Task to complete
Put the items into a JSON list of strings, one string per line and omitting blank lines, covering only the stretch from the start of the items through the line that contains "table-header-row: State Number".

== Entries ==

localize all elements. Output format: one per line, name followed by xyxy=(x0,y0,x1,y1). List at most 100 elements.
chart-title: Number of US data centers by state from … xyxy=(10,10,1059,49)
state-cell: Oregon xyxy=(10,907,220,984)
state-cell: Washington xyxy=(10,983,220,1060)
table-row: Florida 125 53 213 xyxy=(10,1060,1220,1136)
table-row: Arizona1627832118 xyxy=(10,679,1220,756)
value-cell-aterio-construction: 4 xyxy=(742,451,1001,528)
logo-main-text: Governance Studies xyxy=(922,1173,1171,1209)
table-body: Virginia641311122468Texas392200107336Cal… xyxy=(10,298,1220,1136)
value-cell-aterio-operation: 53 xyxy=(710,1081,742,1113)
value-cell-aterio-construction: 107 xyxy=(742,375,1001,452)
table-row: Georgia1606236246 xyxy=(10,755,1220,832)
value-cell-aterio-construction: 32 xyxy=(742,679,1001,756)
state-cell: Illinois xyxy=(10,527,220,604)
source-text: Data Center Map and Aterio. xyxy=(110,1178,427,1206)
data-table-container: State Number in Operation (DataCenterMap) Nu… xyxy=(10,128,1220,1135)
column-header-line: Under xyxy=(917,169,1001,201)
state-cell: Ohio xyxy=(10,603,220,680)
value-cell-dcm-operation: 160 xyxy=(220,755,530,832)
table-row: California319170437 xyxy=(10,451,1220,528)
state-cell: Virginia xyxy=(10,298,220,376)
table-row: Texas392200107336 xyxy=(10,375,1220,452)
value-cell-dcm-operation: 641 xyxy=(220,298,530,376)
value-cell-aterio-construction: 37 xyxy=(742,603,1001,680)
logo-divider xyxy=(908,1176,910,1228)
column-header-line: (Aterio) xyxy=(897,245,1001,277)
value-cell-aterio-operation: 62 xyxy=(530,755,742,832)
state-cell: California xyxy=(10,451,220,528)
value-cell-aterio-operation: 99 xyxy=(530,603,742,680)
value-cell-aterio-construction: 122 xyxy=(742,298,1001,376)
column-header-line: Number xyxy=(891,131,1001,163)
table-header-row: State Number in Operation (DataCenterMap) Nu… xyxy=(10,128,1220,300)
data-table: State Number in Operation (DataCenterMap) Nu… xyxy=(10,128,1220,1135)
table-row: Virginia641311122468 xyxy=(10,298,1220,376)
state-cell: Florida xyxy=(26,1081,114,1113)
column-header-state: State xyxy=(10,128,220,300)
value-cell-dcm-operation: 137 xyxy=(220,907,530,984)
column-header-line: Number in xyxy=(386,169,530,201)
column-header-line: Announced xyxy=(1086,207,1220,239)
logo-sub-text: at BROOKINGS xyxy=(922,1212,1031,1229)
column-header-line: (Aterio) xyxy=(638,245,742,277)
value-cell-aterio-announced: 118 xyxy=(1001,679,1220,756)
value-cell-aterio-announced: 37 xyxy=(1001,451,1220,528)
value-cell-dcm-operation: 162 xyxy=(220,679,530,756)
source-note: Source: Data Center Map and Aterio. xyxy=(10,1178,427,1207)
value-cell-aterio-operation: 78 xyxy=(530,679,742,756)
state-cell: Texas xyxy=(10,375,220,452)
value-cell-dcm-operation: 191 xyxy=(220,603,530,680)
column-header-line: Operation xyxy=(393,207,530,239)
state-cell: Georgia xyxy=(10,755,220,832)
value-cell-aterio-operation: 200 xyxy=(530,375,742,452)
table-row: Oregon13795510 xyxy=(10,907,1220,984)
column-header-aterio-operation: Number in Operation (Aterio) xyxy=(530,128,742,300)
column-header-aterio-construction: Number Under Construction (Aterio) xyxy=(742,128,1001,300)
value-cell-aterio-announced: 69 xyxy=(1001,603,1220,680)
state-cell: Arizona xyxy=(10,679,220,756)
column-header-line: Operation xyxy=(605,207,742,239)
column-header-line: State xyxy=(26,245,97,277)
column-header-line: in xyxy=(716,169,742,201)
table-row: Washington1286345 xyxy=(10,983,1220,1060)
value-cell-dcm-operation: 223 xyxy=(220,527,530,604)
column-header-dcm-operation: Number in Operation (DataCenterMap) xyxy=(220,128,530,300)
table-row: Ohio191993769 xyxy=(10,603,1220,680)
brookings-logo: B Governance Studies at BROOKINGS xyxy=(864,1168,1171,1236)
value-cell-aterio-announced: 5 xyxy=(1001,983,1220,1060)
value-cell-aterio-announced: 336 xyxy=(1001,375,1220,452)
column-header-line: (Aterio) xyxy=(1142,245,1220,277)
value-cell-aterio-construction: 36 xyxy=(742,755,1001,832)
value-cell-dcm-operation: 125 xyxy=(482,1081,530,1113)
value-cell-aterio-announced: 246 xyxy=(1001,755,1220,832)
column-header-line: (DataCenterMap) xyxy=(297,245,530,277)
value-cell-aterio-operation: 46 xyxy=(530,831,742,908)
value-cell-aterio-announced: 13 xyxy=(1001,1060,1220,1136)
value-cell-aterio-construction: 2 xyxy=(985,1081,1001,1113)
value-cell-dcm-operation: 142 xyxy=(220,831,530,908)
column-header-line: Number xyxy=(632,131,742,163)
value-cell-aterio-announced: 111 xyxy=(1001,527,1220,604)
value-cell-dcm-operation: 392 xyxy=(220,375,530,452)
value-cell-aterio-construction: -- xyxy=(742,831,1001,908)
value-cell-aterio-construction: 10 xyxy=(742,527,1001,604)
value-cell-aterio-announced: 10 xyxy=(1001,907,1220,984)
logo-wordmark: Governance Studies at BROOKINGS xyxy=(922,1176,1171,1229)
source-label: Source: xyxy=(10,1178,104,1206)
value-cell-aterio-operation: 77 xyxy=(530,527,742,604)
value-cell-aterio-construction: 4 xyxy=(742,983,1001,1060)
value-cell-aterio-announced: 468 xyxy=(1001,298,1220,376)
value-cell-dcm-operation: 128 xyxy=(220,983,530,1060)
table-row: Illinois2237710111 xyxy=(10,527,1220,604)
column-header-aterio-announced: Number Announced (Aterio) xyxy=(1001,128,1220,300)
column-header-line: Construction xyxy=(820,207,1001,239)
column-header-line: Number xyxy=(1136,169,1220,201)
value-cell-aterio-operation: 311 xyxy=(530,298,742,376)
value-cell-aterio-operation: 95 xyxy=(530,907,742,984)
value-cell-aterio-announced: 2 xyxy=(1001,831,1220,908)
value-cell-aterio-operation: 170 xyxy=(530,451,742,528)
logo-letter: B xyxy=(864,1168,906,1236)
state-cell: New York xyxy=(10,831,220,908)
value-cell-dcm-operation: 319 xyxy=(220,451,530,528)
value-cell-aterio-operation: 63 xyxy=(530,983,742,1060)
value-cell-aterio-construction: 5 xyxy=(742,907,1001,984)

===

Written response
[
  "localize all elements. Output format: one per line, name followed by xyxy=(x0,y0,x1,y1). List at most 100 elements.",
  "chart-title: Number of US data centers by state from … xyxy=(10,10,1059,49)",
  "state-cell: Oregon xyxy=(10,907,220,984)",
  "state-cell: Washington xyxy=(10,983,220,1060)",
  "table-row: Florida 125 53 213 xyxy=(10,1060,1220,1136)",
  "table-row: Arizona1627832118 xyxy=(10,679,1220,756)",
  "value-cell-aterio-construction: 4 xyxy=(742,451,1001,528)",
  "logo-main-text: Governance Studies xyxy=(922,1173,1171,1209)",
  "table-body: Virginia641311122468Texas392200107336Cal… xyxy=(10,298,1220,1136)",
  "value-cell-aterio-operation: 53 xyxy=(710,1081,742,1113)",
  "value-cell-aterio-construction: 107 xyxy=(742,375,1001,452)",
  "table-row: Georgia1606236246 xyxy=(10,755,1220,832)",
  "value-cell-aterio-construction: 32 xyxy=(742,679,1001,756)",
  "state-cell: Illinois xyxy=(10,527,220,604)",
  "source-text: Data Center Map and Aterio. xyxy=(110,1178,427,1206)",
  "data-table-container: State Number in Operation (DataCenterMap) Nu… xyxy=(10,128,1220,1135)",
  "column-header-line: Under xyxy=(917,169,1001,201)",
  "state-cell: Ohio xyxy=(10,603,220,680)",
  "value-cell-dcm-operation: 160 xyxy=(220,755,530,832)",
  "table-row: California319170437 xyxy=(10,451,1220,528)",
  "state-cell: Virginia xyxy=(10,298,220,376)",
  "table-row: Texas392200107336 xyxy=(10,375,1220,452)",
  "value-cell-dcm-operation: 641 xyxy=(220,298,530,376)",
  "value-cell-aterio-construction: 37 xyxy=(742,603,1001,680)",
  "logo-divider xyxy=(908,1176,910,1228)",
  "column-header-line: (Aterio) xyxy=(897,245,1001,277)",
  "value-cell-aterio-operation: 62 xyxy=(530,755,742,832)",
  "state-cell: California xyxy=(10,451,220,528)",
  "value-cell-aterio-operation: 99 xyxy=(530,603,742,680)",
  "value-cell-aterio-construction: 122 xyxy=(742,298,1001,376)",
  "column-header-line: Number xyxy=(891,131,1001,163)",
  "table-header-row: State Number in Operation (DataCenterMap) Nu… xyxy=(10,128,1220,300)"
]